*INSTRUCTIONS FOR THE TASK:* Write out the records again, exactly, leaving none out.

*Excerpts from a figure dataset:*

---

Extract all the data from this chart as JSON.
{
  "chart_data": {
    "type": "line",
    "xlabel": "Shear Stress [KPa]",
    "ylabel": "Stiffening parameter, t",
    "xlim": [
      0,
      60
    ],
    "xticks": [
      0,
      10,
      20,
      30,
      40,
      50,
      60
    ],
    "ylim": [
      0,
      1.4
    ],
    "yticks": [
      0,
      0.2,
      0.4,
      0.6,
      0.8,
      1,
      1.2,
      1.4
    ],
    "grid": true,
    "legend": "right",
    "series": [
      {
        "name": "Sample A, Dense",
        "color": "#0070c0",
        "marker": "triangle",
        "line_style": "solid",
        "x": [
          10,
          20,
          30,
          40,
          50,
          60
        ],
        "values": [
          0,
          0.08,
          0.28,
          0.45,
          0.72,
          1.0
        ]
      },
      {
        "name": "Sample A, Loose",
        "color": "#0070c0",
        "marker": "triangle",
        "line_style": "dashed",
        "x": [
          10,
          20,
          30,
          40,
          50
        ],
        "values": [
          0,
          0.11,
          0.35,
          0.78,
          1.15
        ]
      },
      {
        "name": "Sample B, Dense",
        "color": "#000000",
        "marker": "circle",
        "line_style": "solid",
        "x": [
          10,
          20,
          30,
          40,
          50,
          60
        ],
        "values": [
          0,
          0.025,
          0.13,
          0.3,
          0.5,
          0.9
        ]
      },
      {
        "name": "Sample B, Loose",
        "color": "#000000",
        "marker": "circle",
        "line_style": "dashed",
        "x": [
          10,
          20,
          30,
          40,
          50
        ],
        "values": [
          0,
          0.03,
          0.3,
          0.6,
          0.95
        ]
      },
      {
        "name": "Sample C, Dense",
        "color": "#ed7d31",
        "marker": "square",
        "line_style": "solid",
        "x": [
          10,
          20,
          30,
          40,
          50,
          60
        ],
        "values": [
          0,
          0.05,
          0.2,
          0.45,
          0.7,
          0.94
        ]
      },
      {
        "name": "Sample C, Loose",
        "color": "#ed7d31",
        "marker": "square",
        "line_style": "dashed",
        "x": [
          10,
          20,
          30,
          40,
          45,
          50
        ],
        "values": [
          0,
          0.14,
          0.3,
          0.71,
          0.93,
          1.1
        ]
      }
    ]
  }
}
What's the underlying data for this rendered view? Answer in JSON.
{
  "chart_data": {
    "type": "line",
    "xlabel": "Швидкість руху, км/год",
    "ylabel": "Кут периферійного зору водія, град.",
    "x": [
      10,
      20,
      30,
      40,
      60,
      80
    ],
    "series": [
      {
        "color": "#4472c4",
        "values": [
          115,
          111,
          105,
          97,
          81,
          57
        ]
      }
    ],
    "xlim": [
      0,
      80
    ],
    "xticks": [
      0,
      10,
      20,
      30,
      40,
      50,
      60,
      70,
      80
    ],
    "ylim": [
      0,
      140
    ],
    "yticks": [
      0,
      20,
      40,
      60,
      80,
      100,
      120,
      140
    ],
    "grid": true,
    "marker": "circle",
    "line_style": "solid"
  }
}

---

*SOLUTION TO THIS TASK:*
Extract all the data from this chart as JSON.
{
  "chart_data": {
    "type": "line",
    "xlabel": "Shear Stress [KPa]",
    "ylabel": "Stiffening parameter, t",
    "xlim": [
      0,
      60
    ],
    "xticks": [
      0,
      10,
      20,
      30,
      40,
      50,
      60
    ],
    "ylim": [
      0,
      1.4
    ],
    "yticks": [
      0,
      0.2,
      0.4,
      0.6,
      0.8,
      1,
      1.2,
      1.4
    ],
    "grid": true,
    "legend": "right",
    "series": [
      {
        "name": "Sample A, Dense",
        "color": "#0070c0",
        "marker": "triangle",
        "line_style": "solid",
        "x": [
          10,
          20,
          30,
          40,
          50,
          60
        ],
        "values": [
          0,
          0.08,
          0.28,
          0.45,
          0.72,
          1.0
        ]
      },
      {
        "name": "Sample A, Loose",
        "color": "#0070c0",
        "marker": "triangle",
        "line_style": "dashed",
        "x": [
          10,
          20,
          30,
          40,
          50
        ],
        "values": [
          0,
          0.11,
          0.35,
          0.78,
          1.15
        ]
      },
      {
        "name": "Sample B, Dense",
        "color": "#000000",
        "marker": "circle",
        "line_style": "solid",
        "x": [
          10,
          20,
          30,
          40,
          50,
          60
        ],
        "values": [
          0,
          0.025,
          0.13,
          0.3,
          0.5,
          0.9
        ]
      },
      {
        "name": "Sample B, Loose",
        "color": "#000000",
        "marker": "circle",
        "line_style": "dashed",
        "x": [
          10,
          20,
          30,
          40,
          50
        ],
        "values": [
          0,
          0.03,
          0.3,
          0.6,
          0.95
        ]
      },
      {
        "name": "Sample C, Dense",
        "color": "#ed7d31",
        "marker": "square",
        "line_style": "solid",
        "x": [
          10,
          20,
          30,
          40,
          50,
          60
        ],
        "values": [
          0,
          0.05,
          0.2,
          0.45,
          0.7,
          0.94
        ]
      },
      {
        "name": "Sample C, Loose",
        "color": "#ed7d31",
        "marker": "square",
        "line_style": "dashed",
        "x": [
          10,
          20,
          30,
          40,
          45,
          50
        ],
        "values": [
          0,
          0.14,
          0.3,
          0.71,
          0.93,
          1.1
        ]
      }
    ]
  }
}
What's the underlying data for this rendered view? Answer in JSON.
{
  "chart_data": {
    "type": "line",
    "xlabel": "Швидкість руху, км/год",
    "ylabel": "Кут периферійного зору водія, град.",
    "x": [
      10,
      20,
      30,
      40,
      60,
      80
    ],
    "series": [
      {
        "color": "#4472c4",
        "values": [
          115,
          111,
          105,
          97,
          81,
          57
        ]
      }
    ],
    "xlim": [
      0,
      80
    ],
    "xticks": [
      0,
      10,
      20,
      30,
      40,
      50,
      60,
      70,
      80
    ],
    "ylim": [
      0,
      140
    ],
    "yticks": [
      0,
      20,
      40,
      60,
      80,
      100,
      120,
      140
    ],
    "grid": true,
    "marker": "circle",
    "line_style": "solid"
  }
}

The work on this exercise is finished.